### PASSAGE TO READ
Re: [PATCH 1/1] mm: compaction: avoid fast_isolate_around() to set pageblock_skip on reserved pages

From: Mike Rapoport <rppt@linux.ibm.com>
To: Andrea Arcangeli <aarcange@redhat.com>
Cc: David Hildenbrand <david@redhat.com>,
	Vlastimil Babka <vbabka@suse.cz>, Mel Gorman <mgorman@suse.de>,
	Andrew Morton <akpm@linux-foundation.org>,
	linux-mm@kvack.org, Qian Cai <cai@lca.pw>,
	Michal Hocko <mhocko@kernel.org>,
	linux-kernel@vger.kernel.org, Baoquan He <bhe@redhat.com>
Subject: Re: [PATCH 1/1] mm: compaction: avoid fast_isolate_around() to set pageblock_skip on reserved pages
Date: Sun, 6 Dec 2020 10:09:23 +0200	[thread overview]
Message-ID: <20201206080923.GX123287@linux.ibm.com> (raw)
In-Reply-To: <X8khAMOK1y4yRijc@redhat.com>

On Thu, Dec 03, 2020 at 12:31:44PM -0500, Andrea Arcangeli wrote:
> On Thu, Dec 03, 2020 at 12:51:07PM +0200, Mike Rapoport wrote:
> > On Thu, Dec 03, 2020 at 01:23:02AM -0500, Andrea Arcangeli wrote:
> > > 5) pfn 0 is the classical case where pfn 0 is in a reserved zone in
> > >    memblock.reserve that doesn't overlap any memblock.memory zone.
> > 
> > And, IMHO, this is the fundamental BUG.
> 
> We have a dozen arches that change all the time,

We have ~20 arches that work just fine and only x86 runs into troubles
from time to time ;-)

> new efi/e820 stuff, always new bios configs, the memblock code must
> cope and be able to cope with the caller being wrong or changing
> behavior if the e820 map changes behaviour.

> Trying to work around memblock core deficiencies in the caller is what
> 124049decbb121ec32742c94fb5d9d6bed8f24d8 already did, and it doesn't
> work and it's not even clean thing to do.

It's not exactly memblock core deficiencies, it's rather the whole path
from memory detection to the point where we have memmap and page
allocator functional.

I agree that the initialization of memmap and page allocator should be
improved. And 73a6e474cb376921a311786652782155eac2fdf0 was a part of
large series that largely reduced the complexity of
free_area_init() and friends. Particularly this commit removed a couple
of cycles from memmap init.

And when you touch such a sensitive and fragile area mistakes can
happen. So 73a6e474cb376921a311786652782155eac2fdf0 missed a corner
case, but I don't understand why you are so annoyed by "memblock
core"...

> In fact here there's really nothing to blame the caller for (i.e. the
> e820 init code), unless you declare that there must be always overlap
> (which I understood would break stuff for regions that must not have a
> direct mapping).
> 
> The caller here is correct and it can be summarized as below:
> 
>     if (e820 map type != system_ram)

### WRITTEN REQUEST 1
Answer from the mailing-list reply:
(a) On what date was the reply sent?
(b) Which architecture does the reply say runs into troubles from time to time?
(c) Which commit does the reply say missed a corner case?
### WRITTEN REQUEST 2
Reproduce the mailing-list reply between "It's not exactly" and "allocator functional.", inclusive.
### WRITTEN REQUEST 3
List every date and time given in the "wrote:" attribution lines of the mailing-list reply, with the author named in each line.
The records that come next have no connection to the mailing-list reply.

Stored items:
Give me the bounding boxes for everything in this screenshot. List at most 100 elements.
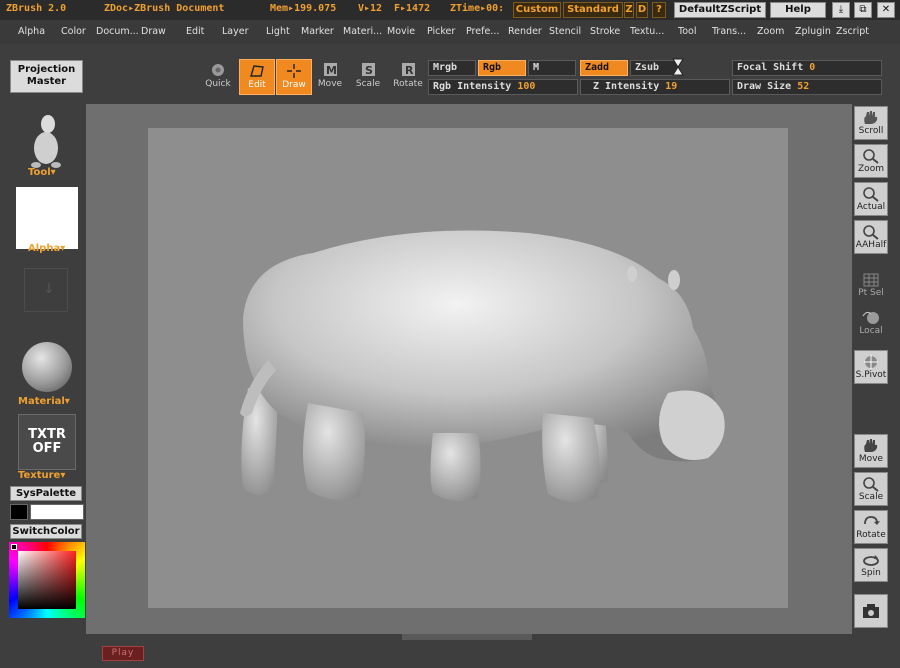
play-button[interactable]: Play — [102, 646, 144, 661]
tool-label-text: Tool — [28, 167, 51, 178]
tool-label[interactable]: Tool▾ — [28, 167, 56, 178]
z-intensity-label: Z Intensity — [593, 81, 660, 92]
alpha-label[interactable]: Alpha▾ — [28, 243, 65, 254]
edit-icon — [250, 65, 264, 77]
menu-material[interactable]: Materi... — [343, 26, 382, 37]
aahalf-button[interactable]: AAHalf — [854, 220, 888, 254]
material-sphere[interactable] — [22, 342, 72, 392]
quick-sketch-icon — [212, 64, 224, 76]
magnifier-icon — [863, 149, 879, 164]
z-intensity-slider[interactable]: Z Intensity 19 — [580, 79, 730, 95]
rotate-button[interactable]: R Rotate — [390, 59, 426, 95]
menu-texture[interactable]: Textu... — [630, 26, 664, 37]
primary-color-swatch[interactable] — [10, 504, 28, 520]
local-button[interactable]: Local — [854, 306, 888, 340]
document-title[interactable]: ZDoc▸ZBrush Document — [104, 3, 224, 14]
standard-layout-button[interactable]: Standard — [563, 2, 623, 18]
focal-shift-slider[interactable]: Focal Shift 0 — [732, 60, 882, 76]
custom-layout-button[interactable]: Custom — [513, 2, 561, 18]
menu-zplugin[interactable]: Zplugin — [795, 26, 831, 37]
menu-document[interactable]: Docum... — [96, 26, 139, 37]
restore-icon[interactable]: ⧉ — [854, 2, 872, 18]
canvas[interactable] — [148, 128, 788, 608]
tool-thumbnail-icon[interactable] — [26, 110, 66, 170]
draw-size-label: Draw Size — [737, 81, 792, 92]
move-button[interactable]: M Move — [312, 59, 348, 95]
default-zscript-button[interactable]: DefaultZScript — [674, 2, 766, 18]
hourglass-icon — [672, 58, 684, 76]
actual-button[interactable]: Actual — [854, 182, 888, 216]
rgb-intensity-slider[interactable]: Rgb Intensity 100 — [428, 79, 578, 95]
zoom-button[interactable]: Zoom — [854, 144, 888, 178]
rgb-intensity-label: Rgb Intensity — [433, 81, 512, 92]
stencil-thumbnail[interactable]: ↓ — [24, 268, 68, 312]
menu-edit[interactable]: Edit — [186, 26, 204, 37]
z-intensity-value: 19 — [665, 81, 678, 92]
menu-stroke[interactable]: Stroke — [590, 26, 620, 37]
bottom-tray-handle[interactable] — [402, 634, 532, 640]
alpha-thumbnail[interactable] — [16, 187, 78, 249]
menu-draw[interactable]: Draw — [141, 26, 166, 37]
secondary-color-swatch[interactable] — [30, 504, 84, 520]
focal-shift-label: Focal Shift — [737, 62, 804, 73]
rgb-button[interactable]: Rgb — [478, 60, 526, 76]
ptsel-button[interactable]: Pt Sel — [854, 268, 888, 302]
bottom-bar: Play — [0, 634, 900, 668]
menu-transform[interactable]: Trans... — [712, 26, 746, 37]
scale-view-button[interactable]: Scale — [854, 472, 888, 506]
quick-label: Quick — [205, 79, 231, 89]
z-button[interactable]: Z — [624, 2, 634, 18]
minimize-icon[interactable]: ⤓ — [832, 2, 850, 18]
color-picker-square[interactable] — [18, 551, 76, 609]
projection-master-button[interactable]: Projection Master — [10, 60, 83, 93]
left-shelf: Tool▾ Alpha▾ ↓ Material▾ TXTR OFF Textur… — [0, 102, 86, 642]
menu-marker[interactable]: Marker — [301, 26, 334, 37]
menu-render[interactable]: Render — [508, 26, 542, 37]
draw-button[interactable]: Draw — [276, 59, 312, 95]
syspalette-button[interactable]: SysPalette — [10, 486, 82, 501]
face-readout: F▸1472 — [394, 3, 431, 14]
d-button[interactable]: D — [636, 2, 648, 18]
zsub-button[interactable]: Zsub — [630, 60, 678, 76]
zadd-button[interactable]: Zadd — [580, 60, 628, 76]
menu-zscript[interactable]: Zscript — [836, 26, 869, 37]
menu-light[interactable]: Light — [266, 26, 290, 37]
color-picker-ring[interactable] — [9, 542, 85, 618]
m-button[interactable]: M — [528, 60, 576, 76]
texture-thumbnail[interactable]: TXTR OFF — [18, 414, 76, 470]
scroll-button[interactable]: Scroll — [854, 106, 888, 140]
spin-button[interactable]: Spin — [854, 548, 888, 582]
rotate-view-button[interactable]: Rotate — [854, 510, 888, 544]
help-query-button[interactable]: ? — [652, 2, 666, 18]
snapshot-button[interactable] — [854, 594, 888, 628]
menu-movie[interactable]: Movie — [387, 26, 415, 37]
rotate-view-icon — [864, 516, 880, 525]
menu-stencil[interactable]: Stencil — [549, 26, 581, 37]
menu-layer[interactable]: Layer — [222, 26, 249, 37]
close-icon[interactable]: ✕ — [877, 2, 895, 18]
color-picker-marker[interactable] — [11, 544, 17, 550]
menu-picker[interactable]: Picker — [427, 26, 455, 37]
menu-tool[interactable]: Tool — [678, 26, 696, 37]
scale-button[interactable]: S Scale — [350, 59, 386, 95]
aahalf-label: AAHalf — [855, 240, 887, 250]
actual-label: Actual — [856, 202, 886, 212]
quick-button[interactable]: Quick — [200, 59, 236, 95]
menu-color[interactable]: Color — [61, 26, 86, 37]
alpha-label-text: Alpha — [28, 243, 61, 254]
help-button[interactable]: Help — [770, 2, 826, 18]
menu-alpha[interactable]: Alpha — [18, 26, 45, 37]
menu-preferences[interactable]: Prefe... — [466, 26, 499, 37]
mrgb-button[interactable]: Mrgb — [428, 60, 476, 76]
texture-label[interactable]: Texture▾ — [18, 470, 65, 481]
draw-size-slider[interactable]: Draw Size 52 — [732, 79, 882, 95]
stencil-arrow-icon: ↓ — [43, 281, 55, 297]
material-label[interactable]: Material▾ — [18, 396, 70, 407]
menu-zoom[interactable]: Zoom — [757, 26, 784, 37]
spivot-button[interactable]: S.Pivot — [854, 350, 888, 384]
scale-view-label: Scale — [858, 492, 884, 502]
hippo-model[interactable] — [148, 128, 788, 608]
move-view-button[interactable]: Move — [854, 434, 888, 468]
edit-button[interactable]: Edit — [239, 59, 275, 95]
switchcolor-button[interactable]: SwitchColor — [10, 524, 82, 539]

### SOLUTION 1
(a) Sun, 6 Dec 2020
(b) x86
(c) 73a6e474cb376921a311786652782155eac2fdf0

### SOLUTION 2
It's not exactly memblock core deficiencies, it's rather the whole path
from memory detection to the point where we have memmap and page
allocator functional.

### SOLUTION 3
Thu, Dec 03, 2020 at 12:31:44PM -0500, Andrea Arcangeli
Thu, Dec 03, 2020 at 12:51:07PM +0200, Mike Rapoport
Thu, Dec 03, 2020 at 01:23:02AM -0500, Andrea Arcangeli